## [Excerpt]
● ● ●

Synchronous diagnosis of anaplastic large cell lymphoma and multiple myeloma in a patient
Author(s) -
Xiaofeng Shi,
Jian-g Wu,
Qian Jiang,
Shuo Zhang,
Wanru Chen,
Xin Yu,
Yichen Liu,
Min Chen,
Jie Peng,
Tiantian Li,
Yan Zhu,
Xiaodong Xi
Publication year - 2020
Publication title -
medicine
Language(s) - English
Resource type - Journals
SCImago Journal Rank - 0.59
H-Index - 148
eISSN - 1536-5964
pISSN - 0025-7974
DOI - 10.1097/md.0000000000022931
Subject(s) - medicine , lenalidomide , multiple myeloma , anaplastic large cell lymphoma , regimen , lymphoma , autologous stem cell transplantation , anaplastic lymphoma kinase , positron emission tomography , pathology , radiology , malignant pleural effusion , lung cancer
Rationale: Synchronous development of both anaplastic large cell lymphoma (ALCL) and multiple myeloma (MM) in a patient is rare. To our knowledge, until now only one case has been reported. Treatment needs to cover both and is a challenge. Here we reported another case and discussed the diagnosis and treatment. Patient concerns: This is a 63-year old woman who presented with a mass in upper abdominal skin. Positron emission tomography/computed tomography (PET/CT) showed the high metabolism in left abdominal skin and left axillary lymph nodes. Histopathologic and immunohistochemical evaluation identified the cutaneous mass as an ALK-negative ALCL. Bone marrow smear showed increased plasma cells which expressed CD38, CD138, and cLambda concomitantly. The increased monoclonal immunoglobulin IgD λ was detected by immunofixation electrophoresis. Diagnoses: Diagnosis of both ALCL and MM was confirmed. Interventions: The patient successively received 6 cycles of B-CHOD regimen, one cycle of ID regimen, 2 cycles of DHAX regimen, one cycle of L-DA-EPOCH and autologous stem cell transplantation (ASCT). Then lenalidomide was performed as a maintenance therapy. Outcomes: Both ALCL and MM achieved complete remission. Lessons: We reported a very rare case with synchronous development of ALCL and MM, in whom a good therapeutic response to chemotherapies followed by ASCT has been observed.

● ● ●

## [Exercise requirements]
Please answer these questions about the case report, one per line:
1. In what year was it published?
2. How old was the patient?
3. What drug was given as maintenance therapy?
Rely only on the case report to answer.

[Document structure recognition data]
● ● ●

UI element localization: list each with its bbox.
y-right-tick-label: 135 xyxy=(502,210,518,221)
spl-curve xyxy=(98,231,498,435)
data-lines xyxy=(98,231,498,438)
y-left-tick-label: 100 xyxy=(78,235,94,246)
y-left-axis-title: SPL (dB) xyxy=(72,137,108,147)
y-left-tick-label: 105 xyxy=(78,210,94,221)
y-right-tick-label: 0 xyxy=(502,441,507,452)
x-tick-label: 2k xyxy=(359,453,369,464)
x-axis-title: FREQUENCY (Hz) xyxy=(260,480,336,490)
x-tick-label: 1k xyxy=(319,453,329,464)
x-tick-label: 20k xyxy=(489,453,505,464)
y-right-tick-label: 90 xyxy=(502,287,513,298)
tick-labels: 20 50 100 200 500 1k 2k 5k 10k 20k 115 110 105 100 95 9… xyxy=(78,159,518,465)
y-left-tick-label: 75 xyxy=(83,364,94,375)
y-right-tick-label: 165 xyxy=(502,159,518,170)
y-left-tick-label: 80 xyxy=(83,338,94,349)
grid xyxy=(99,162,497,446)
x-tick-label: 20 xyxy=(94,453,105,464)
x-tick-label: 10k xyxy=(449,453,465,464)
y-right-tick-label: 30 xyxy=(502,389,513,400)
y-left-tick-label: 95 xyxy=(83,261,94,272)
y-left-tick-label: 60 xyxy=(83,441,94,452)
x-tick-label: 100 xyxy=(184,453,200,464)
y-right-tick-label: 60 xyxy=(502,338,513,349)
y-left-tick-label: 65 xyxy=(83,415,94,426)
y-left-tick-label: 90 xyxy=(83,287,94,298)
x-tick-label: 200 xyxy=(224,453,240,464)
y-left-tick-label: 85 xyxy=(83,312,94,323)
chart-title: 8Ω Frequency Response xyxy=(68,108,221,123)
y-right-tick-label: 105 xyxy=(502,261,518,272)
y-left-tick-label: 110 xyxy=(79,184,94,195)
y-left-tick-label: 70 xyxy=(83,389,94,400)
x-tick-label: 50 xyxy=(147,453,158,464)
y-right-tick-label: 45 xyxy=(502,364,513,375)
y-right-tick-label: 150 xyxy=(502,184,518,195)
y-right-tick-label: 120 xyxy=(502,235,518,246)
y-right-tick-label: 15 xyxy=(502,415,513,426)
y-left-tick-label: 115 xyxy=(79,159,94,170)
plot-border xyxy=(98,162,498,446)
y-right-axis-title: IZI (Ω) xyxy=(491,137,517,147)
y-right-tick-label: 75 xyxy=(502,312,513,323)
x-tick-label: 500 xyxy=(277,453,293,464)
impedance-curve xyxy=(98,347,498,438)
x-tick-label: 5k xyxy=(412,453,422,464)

● ● ●

## [Exercise response]
1. 2020
2. 63 years old
3. Lenalidomide